━━━ DATA EXTRACT

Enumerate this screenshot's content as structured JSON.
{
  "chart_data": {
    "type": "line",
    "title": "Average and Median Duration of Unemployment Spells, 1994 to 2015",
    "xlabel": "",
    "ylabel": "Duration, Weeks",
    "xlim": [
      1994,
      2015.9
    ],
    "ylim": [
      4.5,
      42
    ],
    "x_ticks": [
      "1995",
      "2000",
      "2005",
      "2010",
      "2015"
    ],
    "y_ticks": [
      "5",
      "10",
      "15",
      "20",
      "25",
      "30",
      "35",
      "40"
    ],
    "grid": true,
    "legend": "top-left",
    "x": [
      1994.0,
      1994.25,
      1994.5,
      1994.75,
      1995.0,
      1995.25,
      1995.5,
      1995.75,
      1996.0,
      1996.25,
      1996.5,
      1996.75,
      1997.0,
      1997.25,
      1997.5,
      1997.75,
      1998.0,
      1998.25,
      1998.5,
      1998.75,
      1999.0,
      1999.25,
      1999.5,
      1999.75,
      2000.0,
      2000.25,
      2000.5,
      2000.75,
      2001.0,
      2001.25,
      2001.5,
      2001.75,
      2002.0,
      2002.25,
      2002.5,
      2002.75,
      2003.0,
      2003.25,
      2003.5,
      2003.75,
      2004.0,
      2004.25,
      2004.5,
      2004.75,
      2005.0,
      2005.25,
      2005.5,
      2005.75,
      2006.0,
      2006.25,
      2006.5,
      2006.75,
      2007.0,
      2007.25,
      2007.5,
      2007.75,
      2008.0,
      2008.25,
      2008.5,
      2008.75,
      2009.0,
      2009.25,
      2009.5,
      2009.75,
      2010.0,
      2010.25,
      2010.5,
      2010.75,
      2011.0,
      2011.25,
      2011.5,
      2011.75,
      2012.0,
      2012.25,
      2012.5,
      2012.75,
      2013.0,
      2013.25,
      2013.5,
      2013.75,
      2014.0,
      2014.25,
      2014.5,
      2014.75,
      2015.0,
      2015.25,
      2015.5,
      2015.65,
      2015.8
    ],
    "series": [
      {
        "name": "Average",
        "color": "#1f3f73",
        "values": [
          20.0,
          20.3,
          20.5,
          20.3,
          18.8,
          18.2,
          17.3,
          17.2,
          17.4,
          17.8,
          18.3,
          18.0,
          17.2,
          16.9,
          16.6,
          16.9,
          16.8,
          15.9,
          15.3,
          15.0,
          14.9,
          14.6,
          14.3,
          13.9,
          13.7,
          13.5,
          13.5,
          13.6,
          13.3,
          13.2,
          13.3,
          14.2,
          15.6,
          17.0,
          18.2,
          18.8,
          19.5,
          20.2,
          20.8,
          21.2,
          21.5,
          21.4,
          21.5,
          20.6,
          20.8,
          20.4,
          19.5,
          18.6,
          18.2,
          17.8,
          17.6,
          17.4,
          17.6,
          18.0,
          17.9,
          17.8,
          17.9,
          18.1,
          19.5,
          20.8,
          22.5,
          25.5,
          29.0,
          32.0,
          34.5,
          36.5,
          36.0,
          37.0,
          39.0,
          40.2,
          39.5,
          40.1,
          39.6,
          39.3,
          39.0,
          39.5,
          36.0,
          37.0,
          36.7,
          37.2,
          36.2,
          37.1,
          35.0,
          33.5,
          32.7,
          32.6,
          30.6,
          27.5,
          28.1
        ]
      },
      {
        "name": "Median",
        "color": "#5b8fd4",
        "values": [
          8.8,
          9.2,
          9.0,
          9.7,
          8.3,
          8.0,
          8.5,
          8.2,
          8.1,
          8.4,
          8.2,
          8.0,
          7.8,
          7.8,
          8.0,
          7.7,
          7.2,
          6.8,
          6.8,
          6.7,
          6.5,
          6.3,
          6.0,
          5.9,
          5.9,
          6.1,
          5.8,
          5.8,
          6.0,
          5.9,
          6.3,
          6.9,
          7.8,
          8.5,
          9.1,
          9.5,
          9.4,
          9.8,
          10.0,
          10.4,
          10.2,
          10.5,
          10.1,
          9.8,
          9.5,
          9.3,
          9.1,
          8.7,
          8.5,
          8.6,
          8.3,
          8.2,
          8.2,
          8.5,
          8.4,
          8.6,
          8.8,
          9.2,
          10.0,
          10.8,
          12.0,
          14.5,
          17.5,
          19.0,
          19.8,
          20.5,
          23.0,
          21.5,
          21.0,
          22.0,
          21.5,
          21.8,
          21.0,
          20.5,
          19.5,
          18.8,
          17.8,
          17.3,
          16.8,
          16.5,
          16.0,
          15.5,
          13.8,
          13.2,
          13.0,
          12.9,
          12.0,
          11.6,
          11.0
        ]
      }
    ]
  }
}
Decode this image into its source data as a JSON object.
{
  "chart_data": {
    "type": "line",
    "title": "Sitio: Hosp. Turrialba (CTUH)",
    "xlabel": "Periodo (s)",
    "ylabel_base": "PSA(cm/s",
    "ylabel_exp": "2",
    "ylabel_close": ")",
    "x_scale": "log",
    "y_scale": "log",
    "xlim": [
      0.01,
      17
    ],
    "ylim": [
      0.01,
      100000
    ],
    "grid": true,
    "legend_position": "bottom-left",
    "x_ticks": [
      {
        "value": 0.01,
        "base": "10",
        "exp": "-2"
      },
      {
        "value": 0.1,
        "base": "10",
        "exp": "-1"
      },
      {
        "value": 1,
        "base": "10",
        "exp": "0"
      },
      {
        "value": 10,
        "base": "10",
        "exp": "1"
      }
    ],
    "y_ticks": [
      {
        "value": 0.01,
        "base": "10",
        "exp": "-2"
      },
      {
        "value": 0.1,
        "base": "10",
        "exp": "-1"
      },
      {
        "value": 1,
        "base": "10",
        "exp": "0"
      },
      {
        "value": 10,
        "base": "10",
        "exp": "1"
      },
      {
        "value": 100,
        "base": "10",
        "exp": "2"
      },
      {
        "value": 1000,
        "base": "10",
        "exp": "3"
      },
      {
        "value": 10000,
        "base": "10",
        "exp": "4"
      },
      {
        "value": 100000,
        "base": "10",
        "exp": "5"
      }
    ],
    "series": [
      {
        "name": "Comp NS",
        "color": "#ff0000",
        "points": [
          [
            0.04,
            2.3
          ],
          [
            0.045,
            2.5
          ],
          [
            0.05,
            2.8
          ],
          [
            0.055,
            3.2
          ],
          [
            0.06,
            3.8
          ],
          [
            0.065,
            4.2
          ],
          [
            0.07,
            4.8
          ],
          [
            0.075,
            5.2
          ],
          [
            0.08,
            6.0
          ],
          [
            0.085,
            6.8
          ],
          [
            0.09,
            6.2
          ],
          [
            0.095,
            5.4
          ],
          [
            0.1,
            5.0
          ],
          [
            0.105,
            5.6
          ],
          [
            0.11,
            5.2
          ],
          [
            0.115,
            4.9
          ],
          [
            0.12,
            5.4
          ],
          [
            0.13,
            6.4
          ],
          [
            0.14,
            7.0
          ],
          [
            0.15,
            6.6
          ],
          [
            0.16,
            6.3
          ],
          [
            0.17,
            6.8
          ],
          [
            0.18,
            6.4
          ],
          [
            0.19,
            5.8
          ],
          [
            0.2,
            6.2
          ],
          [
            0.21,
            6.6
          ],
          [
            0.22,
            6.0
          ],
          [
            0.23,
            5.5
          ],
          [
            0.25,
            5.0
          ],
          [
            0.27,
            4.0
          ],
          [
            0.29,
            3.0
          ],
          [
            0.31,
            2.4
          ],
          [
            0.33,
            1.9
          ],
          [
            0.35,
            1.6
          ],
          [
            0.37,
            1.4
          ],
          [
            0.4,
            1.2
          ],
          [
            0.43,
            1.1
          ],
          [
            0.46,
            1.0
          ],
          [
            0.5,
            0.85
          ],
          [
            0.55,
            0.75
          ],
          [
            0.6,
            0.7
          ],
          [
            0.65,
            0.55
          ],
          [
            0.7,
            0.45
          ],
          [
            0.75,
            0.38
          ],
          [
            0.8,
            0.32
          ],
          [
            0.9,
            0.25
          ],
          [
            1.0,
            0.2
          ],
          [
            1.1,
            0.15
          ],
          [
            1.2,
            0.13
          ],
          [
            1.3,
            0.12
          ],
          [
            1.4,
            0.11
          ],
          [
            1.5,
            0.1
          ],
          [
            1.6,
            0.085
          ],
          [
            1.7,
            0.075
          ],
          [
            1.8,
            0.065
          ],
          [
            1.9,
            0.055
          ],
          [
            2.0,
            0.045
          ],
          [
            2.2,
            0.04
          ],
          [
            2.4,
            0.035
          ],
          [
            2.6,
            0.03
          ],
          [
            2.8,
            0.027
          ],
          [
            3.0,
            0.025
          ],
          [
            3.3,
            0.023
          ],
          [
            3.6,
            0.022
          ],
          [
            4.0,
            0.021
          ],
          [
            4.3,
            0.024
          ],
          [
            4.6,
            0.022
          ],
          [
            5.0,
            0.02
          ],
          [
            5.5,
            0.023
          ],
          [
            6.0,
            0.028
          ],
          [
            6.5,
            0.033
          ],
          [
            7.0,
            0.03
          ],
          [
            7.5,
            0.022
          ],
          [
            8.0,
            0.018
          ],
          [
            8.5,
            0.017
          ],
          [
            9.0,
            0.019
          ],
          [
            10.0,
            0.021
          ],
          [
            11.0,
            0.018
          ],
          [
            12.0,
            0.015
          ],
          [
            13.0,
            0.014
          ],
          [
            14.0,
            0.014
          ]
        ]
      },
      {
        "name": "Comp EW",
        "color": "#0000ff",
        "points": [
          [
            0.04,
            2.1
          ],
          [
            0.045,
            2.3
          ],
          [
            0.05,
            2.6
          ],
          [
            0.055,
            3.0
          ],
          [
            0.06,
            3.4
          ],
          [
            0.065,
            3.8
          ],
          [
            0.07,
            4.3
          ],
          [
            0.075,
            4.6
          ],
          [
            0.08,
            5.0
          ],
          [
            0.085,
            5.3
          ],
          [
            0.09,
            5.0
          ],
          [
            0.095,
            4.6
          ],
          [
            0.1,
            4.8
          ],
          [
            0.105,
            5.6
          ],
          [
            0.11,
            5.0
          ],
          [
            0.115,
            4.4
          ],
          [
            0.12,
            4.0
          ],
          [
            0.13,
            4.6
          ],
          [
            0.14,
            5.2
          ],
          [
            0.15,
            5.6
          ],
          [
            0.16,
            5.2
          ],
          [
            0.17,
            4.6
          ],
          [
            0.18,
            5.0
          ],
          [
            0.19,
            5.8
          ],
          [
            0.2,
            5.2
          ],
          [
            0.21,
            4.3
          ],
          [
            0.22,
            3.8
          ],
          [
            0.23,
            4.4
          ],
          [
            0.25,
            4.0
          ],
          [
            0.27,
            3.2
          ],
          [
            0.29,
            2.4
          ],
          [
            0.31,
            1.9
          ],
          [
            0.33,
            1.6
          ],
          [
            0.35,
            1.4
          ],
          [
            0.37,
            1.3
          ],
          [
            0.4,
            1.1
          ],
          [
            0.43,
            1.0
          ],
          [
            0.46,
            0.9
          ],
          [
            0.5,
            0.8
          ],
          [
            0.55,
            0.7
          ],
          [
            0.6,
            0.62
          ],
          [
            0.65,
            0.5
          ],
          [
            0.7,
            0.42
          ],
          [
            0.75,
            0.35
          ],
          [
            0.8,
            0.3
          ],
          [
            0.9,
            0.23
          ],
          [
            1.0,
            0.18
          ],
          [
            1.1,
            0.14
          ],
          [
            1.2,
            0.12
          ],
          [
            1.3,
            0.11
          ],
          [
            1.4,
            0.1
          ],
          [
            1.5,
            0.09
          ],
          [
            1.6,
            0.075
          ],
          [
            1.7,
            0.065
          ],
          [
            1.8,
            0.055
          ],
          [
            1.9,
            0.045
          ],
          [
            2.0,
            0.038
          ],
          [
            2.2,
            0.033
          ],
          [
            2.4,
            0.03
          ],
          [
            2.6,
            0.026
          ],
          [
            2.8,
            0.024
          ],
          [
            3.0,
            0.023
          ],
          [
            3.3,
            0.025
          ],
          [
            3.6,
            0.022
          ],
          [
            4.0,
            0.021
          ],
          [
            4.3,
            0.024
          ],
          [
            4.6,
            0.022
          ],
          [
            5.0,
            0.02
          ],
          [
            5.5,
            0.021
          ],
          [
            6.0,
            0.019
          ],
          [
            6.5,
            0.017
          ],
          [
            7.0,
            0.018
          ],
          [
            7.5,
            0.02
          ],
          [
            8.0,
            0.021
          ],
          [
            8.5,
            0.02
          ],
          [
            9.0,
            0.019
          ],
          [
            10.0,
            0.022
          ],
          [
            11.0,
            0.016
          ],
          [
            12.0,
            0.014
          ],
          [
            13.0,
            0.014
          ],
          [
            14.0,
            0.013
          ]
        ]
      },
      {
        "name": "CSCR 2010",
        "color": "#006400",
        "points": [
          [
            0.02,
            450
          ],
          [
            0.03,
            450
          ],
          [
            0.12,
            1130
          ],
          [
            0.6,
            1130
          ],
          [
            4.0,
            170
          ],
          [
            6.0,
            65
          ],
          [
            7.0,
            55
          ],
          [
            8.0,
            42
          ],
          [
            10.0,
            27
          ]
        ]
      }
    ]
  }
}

━━━━━━

▶ TASK TO COMPLETE
Wherever a line in the data above holds "JSON", copy that line.

▶ RESULT OF THIS TASK
Enumerate this screenshot's content as structured JSON.
Decode this image into its source data as a JSON object.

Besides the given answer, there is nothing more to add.